> **Exercise input**:
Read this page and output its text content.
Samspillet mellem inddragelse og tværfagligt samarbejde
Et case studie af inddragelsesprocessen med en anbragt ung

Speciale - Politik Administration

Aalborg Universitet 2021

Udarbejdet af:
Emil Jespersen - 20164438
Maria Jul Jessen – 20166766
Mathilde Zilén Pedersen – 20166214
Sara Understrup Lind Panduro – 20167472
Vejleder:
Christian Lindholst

> **Set exercise**:
Restate each of the entries above verbatim.

> **Task result**:
Read this page and output its text content.
Samspillet mellem inddragelse og tværfagligt samarbejde
Et case studie af inddragelsesprocessen med en anbragt ung

Speciale - Politik Administration

Aalborg Universitet 2021

Udarbejdet af:
Emil Jespersen - 20164438
Maria Jul Jessen – 20166766
Mathilde Zilén Pedersen – 20166214
Sara Understrup Lind Panduro – 20167472
Vejleder:
Christian Lindholst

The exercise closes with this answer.